* _DATA PROVIDED_:
BEGIN
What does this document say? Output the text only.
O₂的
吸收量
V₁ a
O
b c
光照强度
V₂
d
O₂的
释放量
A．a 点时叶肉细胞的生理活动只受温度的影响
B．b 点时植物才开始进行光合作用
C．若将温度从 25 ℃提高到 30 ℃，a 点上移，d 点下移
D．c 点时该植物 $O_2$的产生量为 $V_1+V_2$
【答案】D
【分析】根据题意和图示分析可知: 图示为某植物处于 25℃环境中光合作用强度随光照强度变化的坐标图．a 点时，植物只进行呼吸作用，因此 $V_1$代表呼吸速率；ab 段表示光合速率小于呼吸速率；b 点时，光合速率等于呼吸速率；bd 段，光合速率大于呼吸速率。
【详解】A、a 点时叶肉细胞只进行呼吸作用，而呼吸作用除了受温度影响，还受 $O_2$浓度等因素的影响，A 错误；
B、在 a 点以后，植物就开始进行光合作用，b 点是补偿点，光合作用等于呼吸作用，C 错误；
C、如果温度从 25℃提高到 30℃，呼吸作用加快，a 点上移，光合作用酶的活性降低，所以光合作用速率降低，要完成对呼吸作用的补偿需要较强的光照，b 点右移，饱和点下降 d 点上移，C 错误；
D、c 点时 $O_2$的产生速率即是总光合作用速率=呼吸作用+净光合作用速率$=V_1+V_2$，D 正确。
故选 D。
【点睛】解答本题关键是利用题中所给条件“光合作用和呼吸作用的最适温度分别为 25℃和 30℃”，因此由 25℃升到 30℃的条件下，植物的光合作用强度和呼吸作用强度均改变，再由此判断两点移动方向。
END
Please copy out each record, character for character.

* _RESPONSE TO THE TASK_:
What does this document say? Output the text only.
O₂的
吸收量
V₁ a
O
b c
光照强度
V₂
d
O₂的
释放量
A．a 点时叶肉细胞的生理活动只受温度的影响
B．b 点时植物才开始进行光合作用
C．若将温度从 25 ℃提高到 30 ℃，a 点上移，d 点下移
D．c 点时该植物 $O_2$的产生量为 $V_1+V_2$
【答案】D
【分析】根据题意和图示分析可知: 图示为某植物处于 25℃环境中光合作用强度随光照强度变化的坐标图．a 点时，植物只进行呼吸作用，因此 $V_1$代表呼吸速率；ab 段表示光合速率小于呼吸速率；b 点时，光合速率等于呼吸速率；bd 段，光合速率大于呼吸速率。
【详解】A、a 点时叶肉细胞只进行呼吸作用，而呼吸作用除了受温度影响，还受 $O_2$浓度等因素的影响，A 错误；
B、在 a 点以后，植物就开始进行光合作用，b 点是补偿点，光合作用等于呼吸作用，C 错误；
C、如果温度从 25℃提高到 30℃，呼吸作用加快，a 点上移，光合作用酶的活性降低，所以光合作用速率降低，要完成对呼吸作用的补偿需要较强的光照，b 点右移，饱和点下降 d 点上移，C 错误；
D、c 点时 $O_2$的产生速率即是总光合作用速率=呼吸作用+净光合作用速率$=V_1+V_2$，D 正确。
故选 D。
【点睛】解答本题关键是利用题中所给条件“光合作用和呼吸作用的最适温度分别为 25℃和 30℃”，因此由 25℃升到 30℃的条件下，植物的光合作用强度和呼吸作用强度均改变，再由此判断两点移动方向。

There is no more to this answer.